Records from a data source
※ ※ ※

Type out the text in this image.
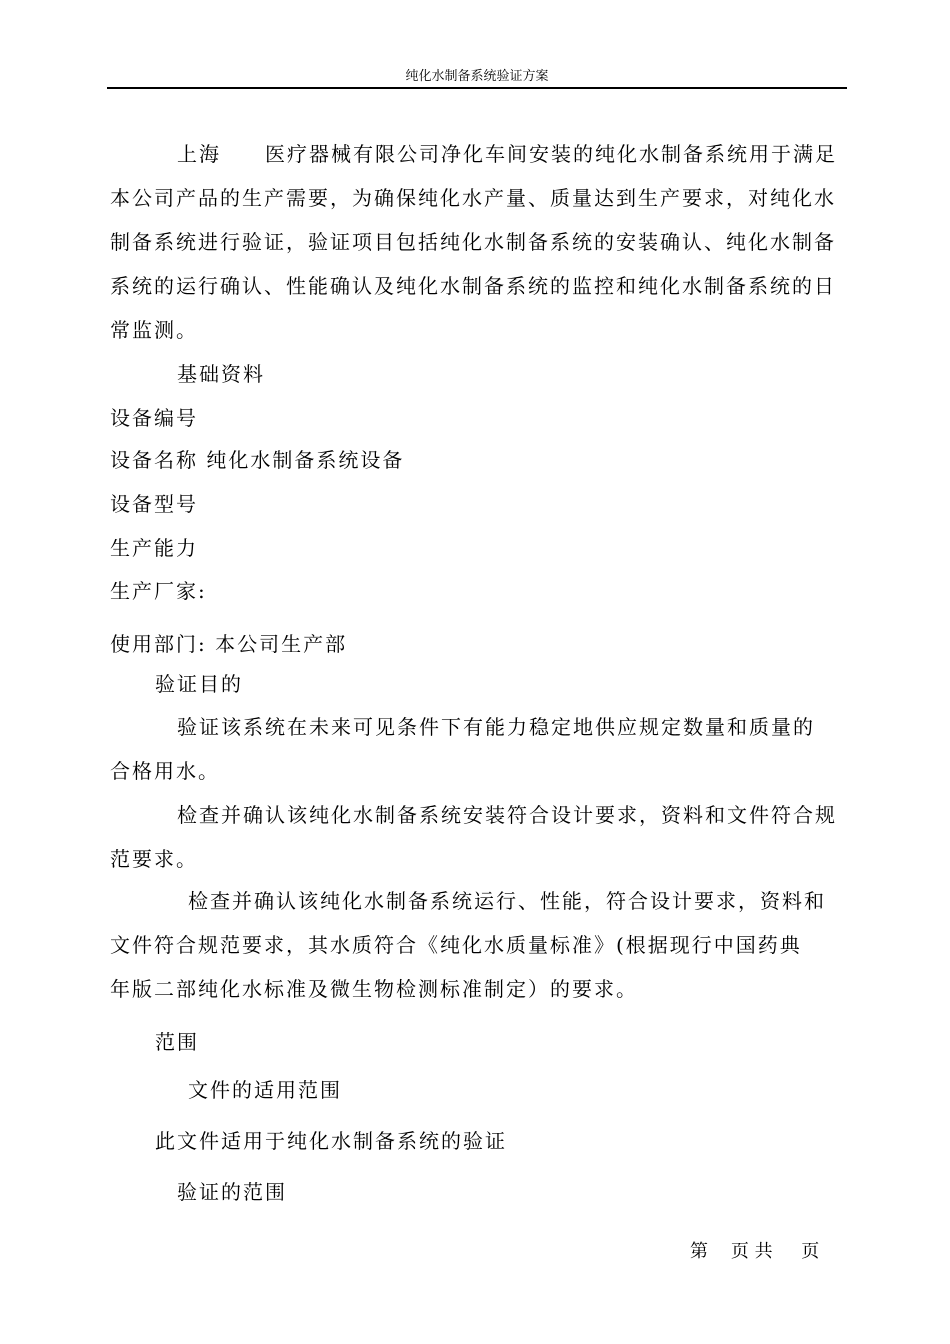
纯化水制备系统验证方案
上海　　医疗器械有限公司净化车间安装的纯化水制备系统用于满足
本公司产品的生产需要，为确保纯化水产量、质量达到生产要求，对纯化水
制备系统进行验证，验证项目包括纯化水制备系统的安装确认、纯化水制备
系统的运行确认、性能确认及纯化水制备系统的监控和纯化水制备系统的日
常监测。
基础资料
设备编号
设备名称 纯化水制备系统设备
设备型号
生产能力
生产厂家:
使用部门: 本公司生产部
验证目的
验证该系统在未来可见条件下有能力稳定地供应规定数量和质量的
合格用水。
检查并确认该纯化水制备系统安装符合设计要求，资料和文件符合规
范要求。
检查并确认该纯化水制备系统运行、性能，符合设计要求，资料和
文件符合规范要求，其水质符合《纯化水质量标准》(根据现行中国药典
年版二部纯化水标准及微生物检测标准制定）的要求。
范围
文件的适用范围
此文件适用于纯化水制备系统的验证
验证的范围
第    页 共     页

※ ※ ※

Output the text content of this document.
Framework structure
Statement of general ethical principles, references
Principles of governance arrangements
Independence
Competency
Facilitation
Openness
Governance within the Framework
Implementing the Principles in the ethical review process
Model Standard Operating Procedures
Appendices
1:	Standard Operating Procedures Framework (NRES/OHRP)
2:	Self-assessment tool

※ ※ ※

**TASK TO CARRY OUT:** How many lines in the records above contain the word "text"? Give only the number.

**RESPONSE TO THIS TASK:** 2